Short problem: Pick out each line of the records that includes the string "name", and copy it.

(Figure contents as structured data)
——————
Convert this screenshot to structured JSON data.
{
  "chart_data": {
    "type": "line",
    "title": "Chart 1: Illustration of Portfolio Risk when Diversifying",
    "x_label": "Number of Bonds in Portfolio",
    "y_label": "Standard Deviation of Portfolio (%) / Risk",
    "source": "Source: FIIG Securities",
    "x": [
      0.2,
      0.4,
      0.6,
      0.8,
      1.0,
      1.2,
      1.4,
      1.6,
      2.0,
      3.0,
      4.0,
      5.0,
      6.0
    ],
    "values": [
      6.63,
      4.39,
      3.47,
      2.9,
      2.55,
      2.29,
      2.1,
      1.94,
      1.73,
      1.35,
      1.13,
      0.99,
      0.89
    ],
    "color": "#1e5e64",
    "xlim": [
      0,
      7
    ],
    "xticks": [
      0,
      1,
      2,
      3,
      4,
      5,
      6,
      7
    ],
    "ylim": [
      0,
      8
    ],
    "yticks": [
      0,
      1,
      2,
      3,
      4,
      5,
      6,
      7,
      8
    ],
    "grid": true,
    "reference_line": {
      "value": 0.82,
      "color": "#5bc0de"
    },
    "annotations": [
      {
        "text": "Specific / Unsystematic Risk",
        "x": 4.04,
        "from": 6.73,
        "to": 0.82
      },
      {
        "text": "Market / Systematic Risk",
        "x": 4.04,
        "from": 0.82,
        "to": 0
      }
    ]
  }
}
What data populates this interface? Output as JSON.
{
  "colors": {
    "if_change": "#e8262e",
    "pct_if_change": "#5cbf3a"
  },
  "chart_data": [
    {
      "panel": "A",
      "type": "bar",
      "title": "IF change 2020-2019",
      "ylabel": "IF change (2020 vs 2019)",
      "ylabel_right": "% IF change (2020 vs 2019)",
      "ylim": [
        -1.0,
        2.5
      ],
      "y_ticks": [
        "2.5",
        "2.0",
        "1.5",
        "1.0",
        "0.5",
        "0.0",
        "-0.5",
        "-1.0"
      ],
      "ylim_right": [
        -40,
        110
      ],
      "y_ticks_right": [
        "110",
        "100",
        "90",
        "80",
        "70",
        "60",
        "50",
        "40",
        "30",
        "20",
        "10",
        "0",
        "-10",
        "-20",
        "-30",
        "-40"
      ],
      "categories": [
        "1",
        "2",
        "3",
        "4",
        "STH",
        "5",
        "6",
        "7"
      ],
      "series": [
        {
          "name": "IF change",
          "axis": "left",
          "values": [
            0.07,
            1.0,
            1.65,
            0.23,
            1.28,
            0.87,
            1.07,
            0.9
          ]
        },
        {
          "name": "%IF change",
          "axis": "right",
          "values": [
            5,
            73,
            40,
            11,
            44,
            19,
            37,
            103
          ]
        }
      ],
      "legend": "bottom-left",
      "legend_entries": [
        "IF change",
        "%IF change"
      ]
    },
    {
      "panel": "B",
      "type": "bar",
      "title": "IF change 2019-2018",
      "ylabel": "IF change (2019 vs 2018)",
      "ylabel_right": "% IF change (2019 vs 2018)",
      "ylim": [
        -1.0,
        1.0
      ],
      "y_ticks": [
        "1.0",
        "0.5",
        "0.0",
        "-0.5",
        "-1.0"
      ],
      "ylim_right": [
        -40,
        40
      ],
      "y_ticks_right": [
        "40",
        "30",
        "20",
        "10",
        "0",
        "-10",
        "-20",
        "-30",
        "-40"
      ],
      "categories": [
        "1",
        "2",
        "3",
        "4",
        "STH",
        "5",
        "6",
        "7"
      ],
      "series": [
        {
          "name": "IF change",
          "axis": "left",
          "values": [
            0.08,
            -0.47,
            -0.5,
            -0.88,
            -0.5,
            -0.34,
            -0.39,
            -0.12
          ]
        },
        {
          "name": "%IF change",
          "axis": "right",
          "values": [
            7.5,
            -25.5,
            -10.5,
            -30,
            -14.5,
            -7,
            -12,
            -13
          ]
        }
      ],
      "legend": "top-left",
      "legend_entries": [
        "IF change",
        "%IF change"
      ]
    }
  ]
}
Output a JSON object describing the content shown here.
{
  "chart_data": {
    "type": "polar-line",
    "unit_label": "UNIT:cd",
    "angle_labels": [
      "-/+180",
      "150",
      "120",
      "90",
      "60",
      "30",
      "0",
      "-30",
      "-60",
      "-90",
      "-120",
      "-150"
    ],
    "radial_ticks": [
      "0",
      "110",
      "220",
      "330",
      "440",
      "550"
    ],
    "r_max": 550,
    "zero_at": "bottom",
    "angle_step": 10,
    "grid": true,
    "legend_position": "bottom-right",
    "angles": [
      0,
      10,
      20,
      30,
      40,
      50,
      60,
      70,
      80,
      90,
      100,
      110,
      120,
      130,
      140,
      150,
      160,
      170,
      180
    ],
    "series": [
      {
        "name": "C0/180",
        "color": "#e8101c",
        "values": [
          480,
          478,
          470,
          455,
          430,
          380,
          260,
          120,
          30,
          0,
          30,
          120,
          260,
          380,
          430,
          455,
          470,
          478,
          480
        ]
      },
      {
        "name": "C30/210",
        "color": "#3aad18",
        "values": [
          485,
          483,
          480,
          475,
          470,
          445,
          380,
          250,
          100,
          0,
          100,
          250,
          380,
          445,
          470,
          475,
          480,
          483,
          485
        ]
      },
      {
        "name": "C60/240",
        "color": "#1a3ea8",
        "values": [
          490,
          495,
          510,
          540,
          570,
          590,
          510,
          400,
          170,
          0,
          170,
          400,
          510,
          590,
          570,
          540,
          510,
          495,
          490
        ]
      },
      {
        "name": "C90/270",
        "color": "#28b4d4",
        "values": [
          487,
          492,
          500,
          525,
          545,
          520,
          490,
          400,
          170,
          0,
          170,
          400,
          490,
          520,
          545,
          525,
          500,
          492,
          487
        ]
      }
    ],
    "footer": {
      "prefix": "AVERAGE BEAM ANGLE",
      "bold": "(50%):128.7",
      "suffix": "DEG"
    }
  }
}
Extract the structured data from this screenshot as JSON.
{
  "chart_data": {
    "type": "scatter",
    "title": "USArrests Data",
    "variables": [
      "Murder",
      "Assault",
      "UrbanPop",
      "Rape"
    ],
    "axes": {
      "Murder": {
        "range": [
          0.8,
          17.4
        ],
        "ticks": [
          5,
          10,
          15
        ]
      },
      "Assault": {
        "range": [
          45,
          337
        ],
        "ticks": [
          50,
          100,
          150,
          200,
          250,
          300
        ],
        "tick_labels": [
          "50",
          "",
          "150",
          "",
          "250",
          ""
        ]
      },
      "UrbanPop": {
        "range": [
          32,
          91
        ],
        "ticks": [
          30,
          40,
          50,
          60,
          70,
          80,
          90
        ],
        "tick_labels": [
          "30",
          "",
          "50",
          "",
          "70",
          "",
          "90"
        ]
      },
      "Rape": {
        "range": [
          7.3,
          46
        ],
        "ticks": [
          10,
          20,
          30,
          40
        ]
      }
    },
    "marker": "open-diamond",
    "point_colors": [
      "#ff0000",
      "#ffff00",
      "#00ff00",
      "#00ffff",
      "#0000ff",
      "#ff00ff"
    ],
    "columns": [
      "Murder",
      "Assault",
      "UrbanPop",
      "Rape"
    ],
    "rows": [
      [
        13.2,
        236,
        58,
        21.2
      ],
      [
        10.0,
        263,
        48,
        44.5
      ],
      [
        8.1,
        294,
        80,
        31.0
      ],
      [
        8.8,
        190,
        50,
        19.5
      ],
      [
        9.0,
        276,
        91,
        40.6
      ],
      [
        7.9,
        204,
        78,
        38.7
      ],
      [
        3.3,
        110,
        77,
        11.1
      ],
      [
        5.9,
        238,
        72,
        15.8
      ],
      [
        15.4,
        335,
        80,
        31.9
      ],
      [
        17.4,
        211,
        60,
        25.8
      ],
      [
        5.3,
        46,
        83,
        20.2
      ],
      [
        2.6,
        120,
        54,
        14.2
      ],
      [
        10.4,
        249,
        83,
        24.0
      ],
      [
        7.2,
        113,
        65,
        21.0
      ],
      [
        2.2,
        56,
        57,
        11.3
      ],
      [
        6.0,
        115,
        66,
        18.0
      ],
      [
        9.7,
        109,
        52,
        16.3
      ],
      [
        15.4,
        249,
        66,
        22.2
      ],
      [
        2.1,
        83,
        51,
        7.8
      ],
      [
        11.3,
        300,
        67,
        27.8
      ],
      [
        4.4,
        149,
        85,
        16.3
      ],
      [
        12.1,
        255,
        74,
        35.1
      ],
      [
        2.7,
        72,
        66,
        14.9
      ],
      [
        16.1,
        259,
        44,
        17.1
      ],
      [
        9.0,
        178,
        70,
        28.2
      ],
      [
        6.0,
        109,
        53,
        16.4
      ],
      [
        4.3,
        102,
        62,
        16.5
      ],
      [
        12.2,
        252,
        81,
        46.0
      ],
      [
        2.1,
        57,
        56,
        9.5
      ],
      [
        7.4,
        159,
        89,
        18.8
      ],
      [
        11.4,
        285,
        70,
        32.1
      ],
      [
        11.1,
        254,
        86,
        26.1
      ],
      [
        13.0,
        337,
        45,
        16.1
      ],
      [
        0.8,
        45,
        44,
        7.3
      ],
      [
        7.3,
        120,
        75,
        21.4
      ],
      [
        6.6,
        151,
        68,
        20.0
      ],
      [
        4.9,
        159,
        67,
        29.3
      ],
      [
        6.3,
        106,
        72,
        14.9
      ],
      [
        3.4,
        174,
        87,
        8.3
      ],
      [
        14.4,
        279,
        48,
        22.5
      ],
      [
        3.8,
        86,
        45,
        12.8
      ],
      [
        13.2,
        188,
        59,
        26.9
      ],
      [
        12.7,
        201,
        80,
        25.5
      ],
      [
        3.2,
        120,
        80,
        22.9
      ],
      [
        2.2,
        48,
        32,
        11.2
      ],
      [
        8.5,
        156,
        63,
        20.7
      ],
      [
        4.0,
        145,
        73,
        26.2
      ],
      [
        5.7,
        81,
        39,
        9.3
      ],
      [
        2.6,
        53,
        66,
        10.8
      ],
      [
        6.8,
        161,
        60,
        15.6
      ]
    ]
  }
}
——————
Response for this exercise:
          "name": "IF change",
          "name": "%IF change",
          "name": "IF change",
          "name": "%IF change",
        "name": "C0/180",
        "name": "C30/210",
        "name": "C60/240",
        "name": "C90/270",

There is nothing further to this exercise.